* START Data supplied *

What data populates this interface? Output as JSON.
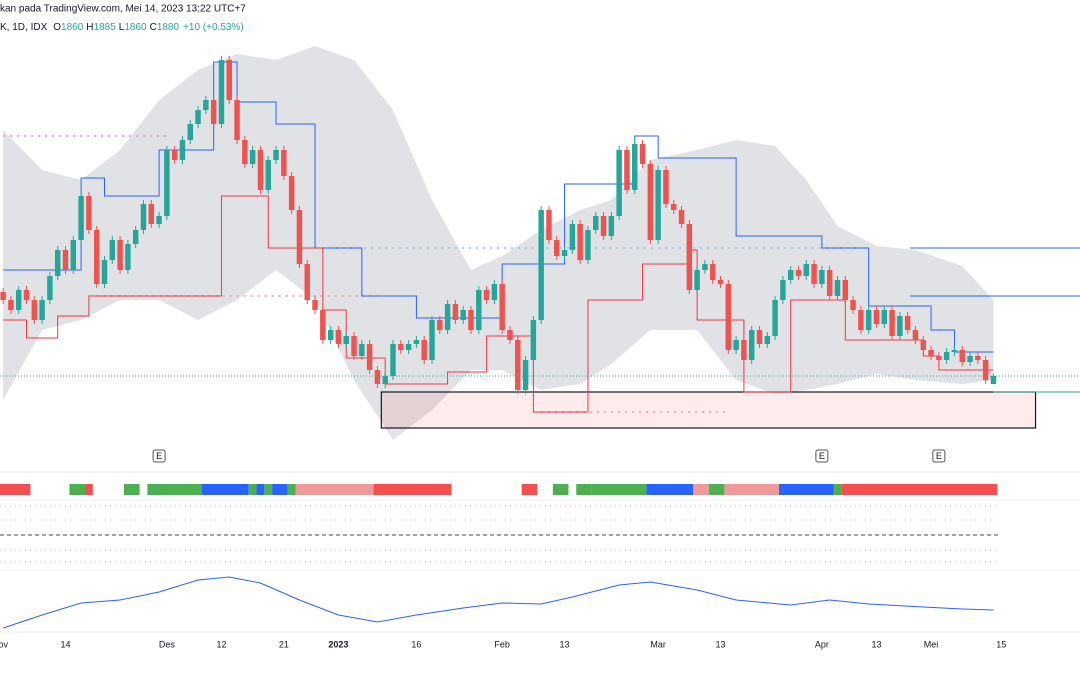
{
  "chart_data": {
    "type": "candlestick",
    "title": "kan pada TradingView.com, Mei 14, 2023 13:22 UTC+7",
    "symbol": "K, 1D, IDX",
    "ohlc_labels": [
      "O",
      "H",
      "L",
      "C"
    ],
    "change_label": "+10 (+0.53%)",
    "up_color": "#26a69a",
    "down_color": "#ef5350",
    "xlim": [
      -0.4,
      138.1
    ],
    "ylim": [
      1657.5,
      2820
    ],
    "xticks": [
      {
        "value": -0.4,
        "label": "Nov"
      },
      {
        "value": 8,
        "label": "14"
      },
      {
        "value": 21,
        "label": "Des"
      },
      {
        "value": 28,
        "label": "12"
      },
      {
        "value": 36,
        "label": "21"
      },
      {
        "value": 43,
        "label": "2023",
        "bold": true
      },
      {
        "value": 53,
        "label": "16"
      },
      {
        "value": 64,
        "label": "Feb"
      },
      {
        "value": 72,
        "label": "13"
      },
      {
        "value": 84,
        "label": "Mar"
      },
      {
        "value": 92,
        "label": "13"
      },
      {
        "value": 105,
        "label": "Apr"
      },
      {
        "value": 112,
        "label": "13"
      },
      {
        "value": 119,
        "label": "Mei"
      },
      {
        "value": 128,
        "label": "15"
      }
    ],
    "open": [
      2090,
      2070,
      2045,
      2095,
      2070,
      2020,
      2070,
      2130,
      2195,
      2145,
      2220,
      2330,
      2245,
      2110,
      2170,
      2220,
      2145,
      2210,
      2245,
      2310,
      2260,
      2280,
      2445,
      2420,
      2470,
      2510,
      2545,
      2570,
      2510,
      2670,
      2570,
      2470,
      2410,
      2445,
      2345,
      2420,
      2445,
      2380,
      2295,
      2160,
      2070,
      2045,
      1970,
      1995,
      1960,
      1980,
      1930,
      1960,
      1895,
      1860,
      1880,
      1960,
      1945,
      1960,
      1970,
      1920,
      2020,
      1995,
      2060,
      2020,
      2045,
      1995,
      2095,
      2070,
      2110,
      1995,
      1970,
      1845,
      1920,
      2020,
      2295,
      2220,
      2180,
      2195,
      2260,
      2170,
      2245,
      2280,
      2230,
      2280,
      2445,
      2345,
      2460,
      2410,
      2220,
      2395,
      2310,
      2295,
      2260,
      2095,
      2145,
      2160,
      2120,
      2110,
      1945,
      1970,
      1920,
      1995,
      1960,
      1980,
      2070,
      2120,
      2145,
      2130,
      2160,
      2110,
      2145,
      2080,
      2120,
      2070,
      2045,
      1995,
      2045,
      2010,
      2045,
      1980,
      2030,
      1995,
      1970,
      1945,
      1930,
      1920,
      1940,
      1945,
      1915,
      1930,
      1920,
      1860
    ],
    "high": [
      2100,
      2080,
      2105,
      2105,
      2080,
      2080,
      2140,
      2205,
      2205,
      2230,
      2340,
      2340,
      2255,
      2180,
      2230,
      2230,
      2220,
      2255,
      2320,
      2320,
      2290,
      2455,
      2455,
      2480,
      2520,
      2555,
      2580,
      2580,
      2680,
      2680,
      2580,
      2480,
      2455,
      2455,
      2430,
      2455,
      2455,
      2390,
      2305,
      2170,
      2080,
      2055,
      2005,
      2005,
      1990,
      1990,
      1970,
      1970,
      1905,
      1890,
      1970,
      1970,
      1970,
      1980,
      1980,
      2030,
      2030,
      2070,
      2070,
      2055,
      2055,
      2105,
      2105,
      2120,
      2120,
      2005,
      1980,
      1930,
      2030,
      2305,
      2305,
      2230,
      2205,
      2270,
      2270,
      2255,
      2290,
      2290,
      2290,
      2455,
      2455,
      2470,
      2470,
      2420,
      2405,
      2405,
      2320,
      2305,
      2270,
      2155,
      2170,
      2170,
      2130,
      2120,
      1980,
      1980,
      2005,
      2005,
      1990,
      2080,
      2130,
      2155,
      2155,
      2170,
      2170,
      2155,
      2155,
      2130,
      2130,
      2080,
      2055,
      2055,
      2055,
      2055,
      2055,
      2040,
      2040,
      2005,
      1980,
      1955,
      1940,
      1950,
      1955,
      1955,
      1940,
      1940,
      1930,
      1885
    ],
    "low": [
      2060,
      2035,
      2035,
      2060,
      2010,
      2010,
      2060,
      2120,
      2135,
      2135,
      2210,
      2235,
      2100,
      2100,
      2160,
      2135,
      2135,
      2200,
      2235,
      2250,
      2250,
      2270,
      2410,
      2410,
      2460,
      2500,
      2535,
      2500,
      2500,
      2560,
      2460,
      2400,
      2400,
      2335,
      2335,
      2410,
      2370,
      2285,
      2150,
      2060,
      2035,
      1960,
      1960,
      1950,
      1950,
      1920,
      1920,
      1885,
      1850,
      1850,
      1870,
      1935,
      1935,
      1950,
      1910,
      1910,
      1985,
      1985,
      2010,
      2010,
      1985,
      1985,
      2060,
      2060,
      1985,
      1960,
      1835,
      1835,
      1910,
      2010,
      2210,
      2170,
      2170,
      2185,
      2160,
      2160,
      2235,
      2220,
      2220,
      2270,
      2335,
      2335,
      2400,
      2210,
      2210,
      2300,
      2285,
      2250,
      2085,
      2085,
      2135,
      2110,
      2100,
      1935,
      1935,
      1910,
      1910,
      1950,
      1950,
      1970,
      2060,
      2110,
      2120,
      2120,
      2100,
      2100,
      2070,
      2070,
      2060,
      2035,
      1985,
      1985,
      2000,
      2000,
      1970,
      1970,
      1985,
      1960,
      1935,
      1920,
      1910,
      1910,
      1930,
      1905,
      1905,
      1910,
      1860,
      1860
    ],
    "close": [
      2070,
      2045,
      2095,
      2070,
      2020,
      2070,
      2130,
      2195,
      2145,
      2220,
      2330,
      2245,
      2110,
      2170,
      2220,
      2145,
      2210,
      2245,
      2310,
      2260,
      2280,
      2445,
      2420,
      2470,
      2510,
      2545,
      2570,
      2510,
      2670,
      2570,
      2470,
      2410,
      2445,
      2345,
      2420,
      2445,
      2380,
      2295,
      2160,
      2070,
      2045,
      1970,
      1995,
      1960,
      1980,
      1930,
      1960,
      1895,
      1860,
      1880,
      1960,
      1945,
      1960,
      1970,
      1920,
      2020,
      1995,
      2060,
      2020,
      2045,
      1995,
      2095,
      2070,
      2110,
      1995,
      1970,
      1845,
      1920,
      2020,
      2295,
      2220,
      2180,
      2195,
      2260,
      2170,
      2245,
      2280,
      2230,
      2280,
      2445,
      2345,
      2460,
      2410,
      2220,
      2395,
      2310,
      2295,
      2260,
      2095,
      2145,
      2160,
      2120,
      2110,
      1945,
      1970,
      1920,
      1995,
      1960,
      1980,
      2070,
      2120,
      2145,
      2130,
      2160,
      2110,
      2145,
      2080,
      2120,
      2070,
      2045,
      1995,
      2045,
      2010,
      2045,
      1980,
      2030,
      1995,
      1970,
      1945,
      1930,
      1920,
      1940,
      1945,
      1915,
      1930,
      1920,
      1870,
      1880
    ],
    "band": {
      "color": "#d7d8dc",
      "x": [
        0,
        5,
        10,
        15,
        20,
        25,
        30,
        35,
        40,
        45,
        50,
        55,
        60,
        64,
        69,
        74,
        78,
        83,
        89,
        94,
        99,
        103,
        107,
        112,
        117,
        123,
        127
      ],
      "upper": [
        2495,
        2395,
        2370,
        2445,
        2570,
        2645,
        2685,
        2670,
        2705,
        2670,
        2545,
        2320,
        2145,
        2180,
        2245,
        2295,
        2320,
        2420,
        2445,
        2470,
        2455,
        2370,
        2255,
        2205,
        2195,
        2155,
        2070
      ],
      "lower": [
        1820,
        1995,
        2020,
        2070,
        2070,
        2020,
        2070,
        2145,
        2070,
        1870,
        1720,
        1795,
        1895,
        1895,
        1845,
        1860,
        1910,
        1995,
        1995,
        1870,
        1835,
        1845,
        1860,
        1885,
        1870,
        1860,
        1870
      ]
    },
    "steps": [
      {
        "color": "#2962ff",
        "x": [
          0,
          10,
          13,
          20,
          27,
          30,
          35,
          40,
          46,
          53,
          64,
          72,
          81,
          84,
          94,
          105,
          111,
          119,
          122
        ],
        "values": [
          2145,
          2375,
          2330,
          2445,
          2665,
          2565,
          2510,
          2200,
          2080,
          2025,
          2160,
          2360,
          2480,
          2425,
          2230,
          2200,
          2055,
          1995,
          1940
        ]
      },
      {
        "color": "#f23645",
        "x": [
          0,
          3,
          7,
          11,
          28,
          34,
          41,
          44,
          49,
          57,
          62,
          68,
          75,
          82,
          88,
          89,
          95,
          101,
          108,
          118,
          120
        ],
        "values": [
          2020,
          1975,
          2030,
          2080,
          2330,
          2200,
          2045,
          1925,
          1860,
          1890,
          1980,
          1790,
          2070,
          2160,
          2195,
          2020,
          1840,
          2070,
          1970,
          1930,
          1895
        ]
      }
    ],
    "levels": [
      {
        "price": 2480,
        "from": 0,
        "to": 21,
        "color": "#d9a7d9",
        "style": "dotted"
      },
      {
        "price": 2200,
        "from": 40,
        "to": 110,
        "color": "#a9c7f0",
        "style": "dotted"
      },
      {
        "price": 2080,
        "from": 12,
        "to": 48,
        "color": "#f4a8b0",
        "style": "dotted"
      },
      {
        "price": 1790,
        "from": 69,
        "to": 93,
        "color": "#f4a8b0",
        "style": "dotted"
      },
      {
        "price": 2200,
        "from": 116.3,
        "to": 138.1,
        "color": "#2962ff",
        "style": "solid"
      },
      {
        "price": 2080,
        "from": 116.3,
        "to": 138.1,
        "color": "#2962ff",
        "style": "solid"
      },
      {
        "price": 1840,
        "from": 127,
        "to": 138.1,
        "color": "#26a69a",
        "style": "solid"
      }
    ],
    "zone": {
      "from": 48.5,
      "to": 132.4,
      "top": 1840,
      "bottom": 1750
    },
    "events": [
      {
        "x": 20,
        "label": "E"
      },
      {
        "x": 105,
        "label": "E"
      },
      {
        "x": 120,
        "label": "E"
      }
    ],
    "strip": [
      {
        "from": 0,
        "to": 3,
        "color": "#f44f4f"
      },
      {
        "from": 9,
        "to": 10,
        "color": "#4caf50"
      },
      {
        "from": 11,
        "to": 11,
        "color": "#f44f4f"
      },
      {
        "from": 16,
        "to": 17,
        "color": "#4caf50"
      },
      {
        "from": 19,
        "to": 25,
        "color": "#4caf50"
      },
      {
        "from": 26,
        "to": 31,
        "color": "#2962ff"
      },
      {
        "from": 32,
        "to": 32,
        "color": "#4caf50"
      },
      {
        "from": 33,
        "to": 33,
        "color": "#2962ff"
      },
      {
        "from": 34,
        "to": 34,
        "color": "#4caf50"
      },
      {
        "from": 35,
        "to": 36,
        "color": "#2962ff"
      },
      {
        "from": 37,
        "to": 37,
        "color": "#4caf50"
      },
      {
        "from": 38,
        "to": 47,
        "color": "#ef9a9a"
      },
      {
        "from": 48,
        "to": 57,
        "color": "#f44f4f"
      },
      {
        "from": 67,
        "to": 68,
        "color": "#f44f4f"
      },
      {
        "from": 71,
        "to": 72,
        "color": "#4caf50"
      },
      {
        "from": 74,
        "to": 75,
        "color": "#4caf50"
      },
      {
        "from": 76,
        "to": 82,
        "color": "#4caf50"
      },
      {
        "from": 83,
        "to": 88,
        "color": "#2962ff"
      },
      {
        "from": 89,
        "to": 90,
        "color": "#ef9a9a"
      },
      {
        "from": 91,
        "to": 92,
        "color": "#4caf50"
      },
      {
        "from": 93,
        "to": 99,
        "color": "#ef9a9a"
      },
      {
        "from": 100,
        "to": 106,
        "color": "#2962ff"
      },
      {
        "from": 107,
        "to": 107,
        "color": "#4caf50"
      },
      {
        "from": 108,
        "to": 127,
        "color": "#f44f4f"
      }
    ],
    "oscillator": {
      "color": "#2962ff",
      "ylim": [
        0,
        80
      ],
      "x": [
        0,
        5,
        10,
        15,
        20,
        25,
        29,
        33,
        38,
        43,
        48,
        53,
        59,
        64,
        69,
        73,
        79,
        83,
        89,
        94,
        101,
        106,
        111,
        118,
        123,
        127
      ],
      "values": [
        12,
        25,
        37,
        40,
        48,
        60,
        63,
        57,
        40,
        25,
        18,
        25,
        32,
        37,
        36,
        43,
        55,
        58,
        50,
        40,
        35,
        40,
        36,
        33,
        31,
        30
      ]
    }
  }
}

* END Data supplied *

_Do this:_ Pull out each line holding the string "price".

_Exercise result:_
        "price": 2480,
        "price": 2200,
        "price": 2080,
        "price": 1790,
        "price": 2200,
        "price": 2080,
        "price": 1840,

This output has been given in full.